Every dictatorship believes it needs a secret police force in order to survive in power, and the more brutal, the more effective. Nazi Germany had its Gestapo, or Geheime Staatspolizei: “The Secret State Police.” The Shah of Iran depended on Savak, the country’s domestic security and intelligence service, and Romania’s dictator Nicolae Ceausescu had his dreaded Securitate, “Department of State Security.” And Myanmar’s generals have their military intelligence service, which over the years has changed its name but always remained a main pillar of state power.
But because of its secretive nature, Myanmar’s military intelligence has also on at least two occasions morphed into a state within the state, which became a threat to the established order and, therefore, was purged with some of its leaders receiving lengthy prison sentences. The question of maintaining that blind loyalty is the reason why Myanmar’s current dictator, Senior General Min Aung Hlaing, is keeping his top intelligence operatives closer to him than his predecessors did. Lieutenant General Ye Win Oo, head of what since 2020 has been called the Office of Chief of Military Security Affairs (OCMSA), accompanies Min Aung Hlaing at all meetings with the junta-appointed cabinet, to meetings with foreign diplomats, and during trips abroad.
Lt-Gen Ye Win Oo went to Russia with Min Aung Hlaing in June 2021 to attend the 9th Moscow Conference on International Security, and again in July 2022 to meet state-owned nuclear energy and weapons companies. During the second trip, Ye Win Oo’s wife Nilar and other spouses of the generals also went along, but more for shopping in Moscow than to participate in any important meetings. Since the 2021 coup, Lt-Gen Ye Win Oo has been responsible for tracking down opponents to the junta and he also runs the military’s interrogation centers where detainees are subjected to torture, which usually includes electric chocks, burning of genitalia, pouring boiling liquid or chemical solutions down the mouths of victims, and rape if those arrested are women. The Internet and social media have made it possible to disseminate such information to the outside world, but the methods are as old as Myanmar’s military intelligence itself.
It dates back to General Ne Win, who seized power in 1962 and built up one of Asia’s most ruthless as well as efficient secret police forces. Originally called the Military Intelligence Service (MIS), it was known down to the lowliest non-English speaking peasant as em-eye and everybody feared it. Informants could be everywhere, sometimes even within dissident families. Ne Win was originally trained by the Japanese, in Tokyo in 1940-41 and when they occupied the then Burma 1942-45.
★ ★ ★
#### Required task a:
Copy the records in Block 1 line for line, leaving out the picture placeholder.
The text and the records below it are unrelated materials.
★ ★ ★
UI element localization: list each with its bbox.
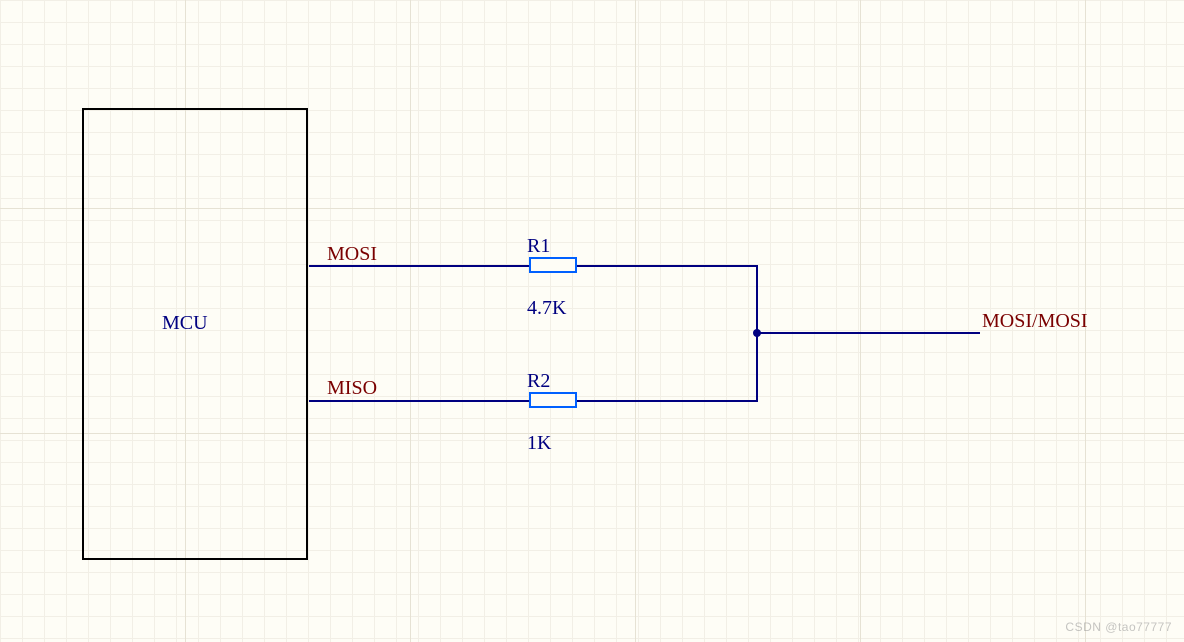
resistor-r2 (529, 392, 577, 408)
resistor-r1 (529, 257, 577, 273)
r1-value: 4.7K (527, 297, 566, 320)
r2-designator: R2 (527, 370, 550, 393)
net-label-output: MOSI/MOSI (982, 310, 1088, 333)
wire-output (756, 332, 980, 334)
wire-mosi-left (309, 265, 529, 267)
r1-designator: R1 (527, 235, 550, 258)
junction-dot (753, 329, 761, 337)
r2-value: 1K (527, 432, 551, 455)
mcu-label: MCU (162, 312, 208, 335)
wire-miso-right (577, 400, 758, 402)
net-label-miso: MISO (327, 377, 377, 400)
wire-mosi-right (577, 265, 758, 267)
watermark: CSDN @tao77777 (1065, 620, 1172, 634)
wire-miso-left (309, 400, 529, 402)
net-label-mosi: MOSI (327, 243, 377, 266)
★ ★ ★
#### Required task b:
Answer these from the text on Myanmar's military intelligence:
(i) What has the intelligence office headed by Ye Win Oo been called since 2020?
(ii) In what year did General Ne Win seize power?
(iii) Which event did Ye Win Oo attend with Min Aung Hlaing in Russia in June 2021?

#### Full output a:
UI element localization: list each with its bbox.
resistor-r2 (529, 392, 577, 408)
resistor-r1 (529, 257, 577, 273)
r1-value: 4.7K (527, 297, 566, 320)
r2-designator: R2 (527, 370, 550, 393)
net-label-output: MOSI/MOSI (982, 310, 1088, 333)
wire-output (756, 332, 980, 334)
wire-mosi-left (309, 265, 529, 267)
r1-designator: R1 (527, 235, 550, 258)
junction-dot (753, 329, 761, 337)
r2-value: 1K (527, 432, 551, 455)
mcu-label: MCU (162, 312, 208, 335)
wire-miso-right (577, 400, 758, 402)
net-label-miso: MISO (327, 377, 377, 400)
wire-mosi-right (577, 265, 758, 267)
watermark: CSDN @tao77777 (1065, 620, 1172, 634)
wire-miso-left (309, 400, 529, 402)
net-label-mosi: MOSI (327, 243, 377, 266)

#### Full output b:
(i) The Office of Chief of Military Security Affairs (OCMSA)
(ii) 1962
(iii) The 9th Moscow Conference on International Security